Arbeitsauftrag 1: Schreibe das Listing vom Anfang bis einschließlich der Zeile mit "share-button[interactable]: Share [1313,32,1346,66]" neu und ersetze dabei "Rp" durch "IDR". Alles andere bleibt unverändert.

"Die deutsche Politik ist ein bisschen biederer"

Pascale Hugues im Gespräch mit Katrin Heise · 18.09.2013
Weil es zwischen Union und SPD keine ideologische Kluft gebe, sei der Wahlkampf nicht besonders interessant, sagt Pascale Hugues, sondern sogar "extrem langweilig": Man wisse ohnehin, wer die nächste Kanzlerin sein werde, erklärt die französische Autorin.
Katrin Heise: An den von so vielen Medien als den langweiligsten Wahlkampf ist seit der Bayernwahl ja doch ein bisschen Pfeffer gestreut worden. Seitdem bekriegen sich die Bundeskoalitionäre FDP und CDU um die Zweitstimmen, Rot-Grün kann trotzdem nicht optimistischer auf den Sonntag schauen, nicht zuletzt, weil sich die Grünen gerade ziemlich mit sich selber abplagen - diese Rolle hatte ja bisher eher die SPD übernommen. Im Radiofeuilleton werfen wir jetzt aber mal einen Blick von außen auf den bundesdeutschen Wahlkampf, zusammen mit der französischen Journalistin und Autorin Pascale Hugues.

Datensätze:
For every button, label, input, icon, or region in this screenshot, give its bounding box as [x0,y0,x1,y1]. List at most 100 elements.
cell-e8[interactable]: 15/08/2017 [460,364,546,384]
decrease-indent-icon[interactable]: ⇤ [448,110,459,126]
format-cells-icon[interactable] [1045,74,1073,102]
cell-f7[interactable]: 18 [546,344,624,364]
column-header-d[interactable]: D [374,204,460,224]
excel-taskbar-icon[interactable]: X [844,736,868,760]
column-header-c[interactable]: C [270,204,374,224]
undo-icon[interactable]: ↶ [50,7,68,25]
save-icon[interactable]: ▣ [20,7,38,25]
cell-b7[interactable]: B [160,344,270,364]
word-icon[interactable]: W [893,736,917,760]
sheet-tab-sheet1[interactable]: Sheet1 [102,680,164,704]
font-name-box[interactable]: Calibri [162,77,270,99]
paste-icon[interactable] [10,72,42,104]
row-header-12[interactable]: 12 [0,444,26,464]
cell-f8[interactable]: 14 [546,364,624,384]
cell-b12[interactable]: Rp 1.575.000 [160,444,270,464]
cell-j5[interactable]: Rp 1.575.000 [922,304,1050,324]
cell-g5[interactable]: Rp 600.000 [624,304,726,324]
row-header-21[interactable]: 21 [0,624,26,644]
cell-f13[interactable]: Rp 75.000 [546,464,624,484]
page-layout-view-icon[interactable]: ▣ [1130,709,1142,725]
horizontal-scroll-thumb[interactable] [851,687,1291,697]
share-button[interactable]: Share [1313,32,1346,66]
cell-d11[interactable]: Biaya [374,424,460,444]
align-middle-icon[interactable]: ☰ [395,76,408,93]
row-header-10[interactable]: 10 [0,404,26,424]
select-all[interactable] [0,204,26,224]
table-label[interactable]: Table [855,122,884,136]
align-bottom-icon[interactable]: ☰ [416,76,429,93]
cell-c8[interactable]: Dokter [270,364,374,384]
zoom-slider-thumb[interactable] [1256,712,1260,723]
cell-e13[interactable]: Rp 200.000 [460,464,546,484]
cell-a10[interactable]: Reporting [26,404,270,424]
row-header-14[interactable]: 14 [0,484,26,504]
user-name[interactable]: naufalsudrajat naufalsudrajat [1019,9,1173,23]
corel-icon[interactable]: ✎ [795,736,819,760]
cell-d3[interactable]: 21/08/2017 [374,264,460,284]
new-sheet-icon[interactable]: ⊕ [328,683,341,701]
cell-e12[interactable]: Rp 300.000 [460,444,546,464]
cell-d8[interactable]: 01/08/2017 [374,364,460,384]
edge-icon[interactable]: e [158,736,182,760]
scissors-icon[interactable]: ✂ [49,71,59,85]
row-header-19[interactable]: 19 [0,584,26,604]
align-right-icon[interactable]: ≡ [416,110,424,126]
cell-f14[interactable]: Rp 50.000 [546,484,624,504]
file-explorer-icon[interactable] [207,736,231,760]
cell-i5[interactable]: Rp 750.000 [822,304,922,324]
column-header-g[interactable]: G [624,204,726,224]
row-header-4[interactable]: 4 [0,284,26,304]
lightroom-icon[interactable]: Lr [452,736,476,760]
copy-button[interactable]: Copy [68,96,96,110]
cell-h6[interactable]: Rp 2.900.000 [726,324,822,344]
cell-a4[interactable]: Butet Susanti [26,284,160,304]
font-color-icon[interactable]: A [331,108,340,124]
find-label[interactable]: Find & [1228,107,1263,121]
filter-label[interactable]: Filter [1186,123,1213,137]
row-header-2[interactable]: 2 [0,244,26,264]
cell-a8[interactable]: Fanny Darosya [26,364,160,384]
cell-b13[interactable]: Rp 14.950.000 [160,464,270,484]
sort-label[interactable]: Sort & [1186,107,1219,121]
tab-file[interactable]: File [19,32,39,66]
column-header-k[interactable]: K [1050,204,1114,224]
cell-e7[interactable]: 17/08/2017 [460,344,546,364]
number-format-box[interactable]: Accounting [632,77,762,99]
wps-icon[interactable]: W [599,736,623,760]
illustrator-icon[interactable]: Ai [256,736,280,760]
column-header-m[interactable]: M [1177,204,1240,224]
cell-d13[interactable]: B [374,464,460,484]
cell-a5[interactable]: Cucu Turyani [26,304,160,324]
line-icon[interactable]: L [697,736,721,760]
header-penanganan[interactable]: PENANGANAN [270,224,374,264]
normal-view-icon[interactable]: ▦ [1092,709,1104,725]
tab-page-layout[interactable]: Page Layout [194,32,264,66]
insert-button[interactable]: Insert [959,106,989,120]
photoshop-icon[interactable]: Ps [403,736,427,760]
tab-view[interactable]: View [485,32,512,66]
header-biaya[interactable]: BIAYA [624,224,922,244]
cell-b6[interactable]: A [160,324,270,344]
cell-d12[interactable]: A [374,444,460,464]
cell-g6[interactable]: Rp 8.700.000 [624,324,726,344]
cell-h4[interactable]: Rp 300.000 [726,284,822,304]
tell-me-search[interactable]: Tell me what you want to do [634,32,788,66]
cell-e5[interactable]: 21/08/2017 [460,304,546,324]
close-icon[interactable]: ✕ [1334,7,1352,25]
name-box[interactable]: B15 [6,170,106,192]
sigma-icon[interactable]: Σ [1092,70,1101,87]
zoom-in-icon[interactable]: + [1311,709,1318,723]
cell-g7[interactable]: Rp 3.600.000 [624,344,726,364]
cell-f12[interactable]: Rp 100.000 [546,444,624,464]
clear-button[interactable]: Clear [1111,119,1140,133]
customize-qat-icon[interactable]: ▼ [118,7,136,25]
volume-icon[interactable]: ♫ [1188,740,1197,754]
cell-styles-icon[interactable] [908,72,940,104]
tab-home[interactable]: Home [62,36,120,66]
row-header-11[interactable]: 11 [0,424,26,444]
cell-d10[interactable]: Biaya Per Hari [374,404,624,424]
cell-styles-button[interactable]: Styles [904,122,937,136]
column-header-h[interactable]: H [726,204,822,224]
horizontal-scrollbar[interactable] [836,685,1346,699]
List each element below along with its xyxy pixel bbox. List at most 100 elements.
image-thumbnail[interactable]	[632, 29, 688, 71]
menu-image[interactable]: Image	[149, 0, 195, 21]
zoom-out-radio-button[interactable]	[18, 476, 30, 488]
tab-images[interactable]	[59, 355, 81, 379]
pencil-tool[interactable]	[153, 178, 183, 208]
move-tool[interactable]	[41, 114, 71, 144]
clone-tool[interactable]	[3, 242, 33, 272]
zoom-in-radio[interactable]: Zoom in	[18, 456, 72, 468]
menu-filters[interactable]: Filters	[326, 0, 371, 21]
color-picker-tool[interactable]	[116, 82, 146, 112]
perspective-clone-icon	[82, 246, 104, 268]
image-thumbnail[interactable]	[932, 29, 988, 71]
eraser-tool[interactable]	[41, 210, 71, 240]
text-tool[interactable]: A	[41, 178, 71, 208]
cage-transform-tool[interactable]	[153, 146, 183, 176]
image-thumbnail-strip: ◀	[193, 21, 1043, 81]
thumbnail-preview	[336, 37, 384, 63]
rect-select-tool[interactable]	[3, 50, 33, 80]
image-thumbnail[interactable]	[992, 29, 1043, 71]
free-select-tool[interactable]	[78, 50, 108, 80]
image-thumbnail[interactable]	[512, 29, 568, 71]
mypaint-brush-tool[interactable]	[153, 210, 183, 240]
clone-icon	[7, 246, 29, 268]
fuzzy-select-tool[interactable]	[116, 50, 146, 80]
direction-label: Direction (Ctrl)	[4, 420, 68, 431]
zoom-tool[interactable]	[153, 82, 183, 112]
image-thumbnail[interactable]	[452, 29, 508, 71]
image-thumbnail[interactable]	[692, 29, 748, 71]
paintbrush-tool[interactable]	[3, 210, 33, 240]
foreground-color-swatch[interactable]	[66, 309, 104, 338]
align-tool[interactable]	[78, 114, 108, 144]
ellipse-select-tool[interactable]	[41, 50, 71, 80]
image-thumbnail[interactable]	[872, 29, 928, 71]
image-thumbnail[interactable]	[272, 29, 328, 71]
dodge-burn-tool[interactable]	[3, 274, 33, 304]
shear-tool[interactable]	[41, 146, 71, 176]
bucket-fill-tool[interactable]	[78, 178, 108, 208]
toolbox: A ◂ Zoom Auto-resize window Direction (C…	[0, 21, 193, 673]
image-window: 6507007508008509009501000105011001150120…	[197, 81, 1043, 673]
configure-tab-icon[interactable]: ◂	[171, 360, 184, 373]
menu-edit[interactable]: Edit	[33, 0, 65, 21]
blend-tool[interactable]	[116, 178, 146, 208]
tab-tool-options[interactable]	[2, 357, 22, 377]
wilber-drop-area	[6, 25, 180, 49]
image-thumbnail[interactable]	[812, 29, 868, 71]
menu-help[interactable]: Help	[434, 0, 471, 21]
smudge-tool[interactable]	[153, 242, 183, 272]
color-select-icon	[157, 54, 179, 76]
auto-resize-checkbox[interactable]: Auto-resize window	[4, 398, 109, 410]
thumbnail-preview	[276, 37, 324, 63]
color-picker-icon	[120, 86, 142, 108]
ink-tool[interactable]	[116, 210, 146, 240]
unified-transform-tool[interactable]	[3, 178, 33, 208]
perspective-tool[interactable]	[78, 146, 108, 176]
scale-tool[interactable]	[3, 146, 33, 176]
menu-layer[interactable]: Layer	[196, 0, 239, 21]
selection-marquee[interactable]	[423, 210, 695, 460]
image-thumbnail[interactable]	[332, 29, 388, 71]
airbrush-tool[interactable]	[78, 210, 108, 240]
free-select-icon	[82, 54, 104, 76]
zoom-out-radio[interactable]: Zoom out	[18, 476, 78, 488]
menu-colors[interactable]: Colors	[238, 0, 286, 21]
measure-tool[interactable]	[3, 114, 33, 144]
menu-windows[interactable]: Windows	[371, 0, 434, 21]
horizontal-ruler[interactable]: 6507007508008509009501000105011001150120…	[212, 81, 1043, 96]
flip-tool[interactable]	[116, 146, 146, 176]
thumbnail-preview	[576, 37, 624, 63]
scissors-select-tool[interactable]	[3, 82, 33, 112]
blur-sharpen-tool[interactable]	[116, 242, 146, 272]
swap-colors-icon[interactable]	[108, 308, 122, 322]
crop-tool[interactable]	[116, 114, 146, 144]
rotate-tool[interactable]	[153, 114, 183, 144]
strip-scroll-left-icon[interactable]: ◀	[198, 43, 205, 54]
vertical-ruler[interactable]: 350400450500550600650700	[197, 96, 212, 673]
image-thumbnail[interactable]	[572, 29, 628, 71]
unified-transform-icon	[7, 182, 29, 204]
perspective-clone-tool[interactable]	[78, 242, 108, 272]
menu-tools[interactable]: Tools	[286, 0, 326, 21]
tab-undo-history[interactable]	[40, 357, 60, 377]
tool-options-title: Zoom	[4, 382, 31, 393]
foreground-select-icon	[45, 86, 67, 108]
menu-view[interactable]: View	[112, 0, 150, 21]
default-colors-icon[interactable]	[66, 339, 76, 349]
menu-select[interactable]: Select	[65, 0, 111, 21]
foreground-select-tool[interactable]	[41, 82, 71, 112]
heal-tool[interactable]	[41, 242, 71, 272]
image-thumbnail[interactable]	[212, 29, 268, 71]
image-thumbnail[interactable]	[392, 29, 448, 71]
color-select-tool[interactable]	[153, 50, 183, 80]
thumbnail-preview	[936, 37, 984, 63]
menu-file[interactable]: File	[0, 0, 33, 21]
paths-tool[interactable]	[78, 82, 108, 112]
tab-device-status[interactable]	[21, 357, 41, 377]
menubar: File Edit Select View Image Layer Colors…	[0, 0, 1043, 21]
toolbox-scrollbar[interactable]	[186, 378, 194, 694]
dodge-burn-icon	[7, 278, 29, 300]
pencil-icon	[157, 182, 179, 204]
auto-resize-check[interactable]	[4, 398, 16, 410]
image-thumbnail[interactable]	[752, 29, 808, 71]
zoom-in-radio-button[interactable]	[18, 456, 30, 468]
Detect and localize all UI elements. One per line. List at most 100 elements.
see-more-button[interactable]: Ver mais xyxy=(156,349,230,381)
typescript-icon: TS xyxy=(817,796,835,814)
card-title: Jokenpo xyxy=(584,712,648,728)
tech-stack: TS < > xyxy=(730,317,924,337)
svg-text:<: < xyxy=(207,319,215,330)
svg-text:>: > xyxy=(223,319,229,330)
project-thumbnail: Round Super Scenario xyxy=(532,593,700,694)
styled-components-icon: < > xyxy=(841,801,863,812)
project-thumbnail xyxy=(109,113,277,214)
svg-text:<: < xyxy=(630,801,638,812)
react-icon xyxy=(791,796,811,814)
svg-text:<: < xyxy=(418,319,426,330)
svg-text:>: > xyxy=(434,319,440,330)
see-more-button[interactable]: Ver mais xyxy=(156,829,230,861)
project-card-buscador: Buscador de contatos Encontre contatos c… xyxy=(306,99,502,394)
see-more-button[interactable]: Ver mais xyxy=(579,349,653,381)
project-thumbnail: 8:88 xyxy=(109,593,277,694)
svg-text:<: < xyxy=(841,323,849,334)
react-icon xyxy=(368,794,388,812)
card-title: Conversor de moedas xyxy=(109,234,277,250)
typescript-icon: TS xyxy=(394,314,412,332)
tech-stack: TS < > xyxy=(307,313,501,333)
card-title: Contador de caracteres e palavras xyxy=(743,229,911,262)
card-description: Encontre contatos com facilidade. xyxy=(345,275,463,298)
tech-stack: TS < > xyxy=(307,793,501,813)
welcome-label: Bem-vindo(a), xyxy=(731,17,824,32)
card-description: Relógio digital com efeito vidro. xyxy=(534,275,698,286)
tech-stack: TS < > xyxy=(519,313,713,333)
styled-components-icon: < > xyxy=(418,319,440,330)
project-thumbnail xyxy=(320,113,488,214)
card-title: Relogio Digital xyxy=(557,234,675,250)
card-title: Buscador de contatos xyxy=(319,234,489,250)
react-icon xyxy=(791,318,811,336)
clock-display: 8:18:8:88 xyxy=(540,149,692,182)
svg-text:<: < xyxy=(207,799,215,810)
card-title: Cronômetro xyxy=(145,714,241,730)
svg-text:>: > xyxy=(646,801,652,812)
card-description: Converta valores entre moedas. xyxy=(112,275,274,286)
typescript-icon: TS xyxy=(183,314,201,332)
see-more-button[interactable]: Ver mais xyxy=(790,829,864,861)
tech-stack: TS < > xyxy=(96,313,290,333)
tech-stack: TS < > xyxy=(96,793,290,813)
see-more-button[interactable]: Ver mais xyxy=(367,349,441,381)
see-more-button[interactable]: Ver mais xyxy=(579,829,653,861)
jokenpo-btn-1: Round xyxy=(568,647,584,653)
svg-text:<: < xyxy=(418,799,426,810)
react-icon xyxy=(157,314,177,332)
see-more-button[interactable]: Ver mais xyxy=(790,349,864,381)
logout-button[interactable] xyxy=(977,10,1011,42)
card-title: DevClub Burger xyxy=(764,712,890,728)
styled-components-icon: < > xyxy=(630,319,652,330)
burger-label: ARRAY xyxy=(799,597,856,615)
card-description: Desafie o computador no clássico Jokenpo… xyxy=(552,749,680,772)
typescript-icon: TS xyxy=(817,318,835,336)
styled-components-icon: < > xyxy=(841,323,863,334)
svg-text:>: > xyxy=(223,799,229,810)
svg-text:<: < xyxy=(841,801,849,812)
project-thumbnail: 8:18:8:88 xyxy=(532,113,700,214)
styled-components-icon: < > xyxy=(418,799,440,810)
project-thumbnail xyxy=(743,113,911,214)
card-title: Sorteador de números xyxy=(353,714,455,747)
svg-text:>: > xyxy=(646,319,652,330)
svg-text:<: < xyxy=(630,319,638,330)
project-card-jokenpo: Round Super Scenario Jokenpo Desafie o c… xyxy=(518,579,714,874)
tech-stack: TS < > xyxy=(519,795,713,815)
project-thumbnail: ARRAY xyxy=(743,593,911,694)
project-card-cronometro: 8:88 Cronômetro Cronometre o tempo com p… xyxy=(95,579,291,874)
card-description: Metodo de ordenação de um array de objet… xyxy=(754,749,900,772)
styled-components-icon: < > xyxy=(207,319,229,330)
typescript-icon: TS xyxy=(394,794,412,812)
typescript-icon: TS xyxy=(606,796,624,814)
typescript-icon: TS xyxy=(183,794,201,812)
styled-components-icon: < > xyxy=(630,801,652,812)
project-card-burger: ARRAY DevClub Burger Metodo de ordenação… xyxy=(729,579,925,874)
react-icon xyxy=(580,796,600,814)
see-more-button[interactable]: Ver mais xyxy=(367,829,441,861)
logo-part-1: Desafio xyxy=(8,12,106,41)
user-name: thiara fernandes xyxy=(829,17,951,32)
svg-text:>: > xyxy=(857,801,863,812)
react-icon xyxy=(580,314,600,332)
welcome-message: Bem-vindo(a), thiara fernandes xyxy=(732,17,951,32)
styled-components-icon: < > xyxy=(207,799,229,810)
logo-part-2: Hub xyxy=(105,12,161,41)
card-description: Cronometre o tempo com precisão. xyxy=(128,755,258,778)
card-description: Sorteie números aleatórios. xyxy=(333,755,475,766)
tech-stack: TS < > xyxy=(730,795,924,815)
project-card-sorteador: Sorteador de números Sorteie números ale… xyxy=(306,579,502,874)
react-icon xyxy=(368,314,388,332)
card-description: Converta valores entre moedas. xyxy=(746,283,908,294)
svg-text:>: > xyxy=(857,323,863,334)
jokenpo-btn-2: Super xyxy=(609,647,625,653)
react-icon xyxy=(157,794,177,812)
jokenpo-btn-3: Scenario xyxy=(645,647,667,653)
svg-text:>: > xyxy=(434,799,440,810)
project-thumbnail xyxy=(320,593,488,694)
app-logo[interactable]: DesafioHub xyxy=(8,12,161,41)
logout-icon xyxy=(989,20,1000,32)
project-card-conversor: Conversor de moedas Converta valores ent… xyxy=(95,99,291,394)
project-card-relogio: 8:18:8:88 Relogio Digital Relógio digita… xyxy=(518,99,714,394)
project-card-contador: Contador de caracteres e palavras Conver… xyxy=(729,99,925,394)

Arbeitsauftrag 2: Nenne alle Parteikürzel, die im Interview mit Pascale Hugues vorkommen.

Lösung 1:
For every button, label, input, icon, or region in this screenshot, give its bounding box as [x0,y0,x1,y1]. List at most 100 elements.
cell-e8[interactable]: 15/08/2017 [460,364,546,384]
decrease-indent-icon[interactable]: ⇤ [448,110,459,126]
format-cells-icon[interactable] [1045,74,1073,102]
cell-f7[interactable]: 18 [546,344,624,364]
column-header-d[interactable]: D [374,204,460,224]
excel-taskbar-icon[interactable]: X [844,736,868,760]
column-header-c[interactable]: C [270,204,374,224]
undo-icon[interactable]: ↶ [50,7,68,25]
save-icon[interactable]: ▣ [20,7,38,25]
cell-b7[interactable]: B [160,344,270,364]
word-icon[interactable]: W [893,736,917,760]
sheet-tab-sheet1[interactable]: Sheet1 [102,680,164,704]
font-name-box[interactable]: Calibri [162,77,270,99]
paste-icon[interactable] [10,72,42,104]
row-header-12[interactable]: 12 [0,444,26,464]
cell-f8[interactable]: 14 [546,364,624,384]
cell-b12[interactable]: IDR 1.575.000 [160,444,270,464]
cell-j5[interactable]: IDR 1.575.000 [922,304,1050,324]
cell-g5[interactable]: IDR 600.000 [624,304,726,324]
row-header-21[interactable]: 21 [0,624,26,644]
cell-f13[interactable]: IDR 75.000 [546,464,624,484]
page-layout-view-icon[interactable]: ▣ [1130,709,1142,725]
horizontal-scroll-thumb[interactable] [851,687,1291,697]
share-button[interactable]: Share [1313,32,1346,66]

Lösung 2: SPD, FDP, CDU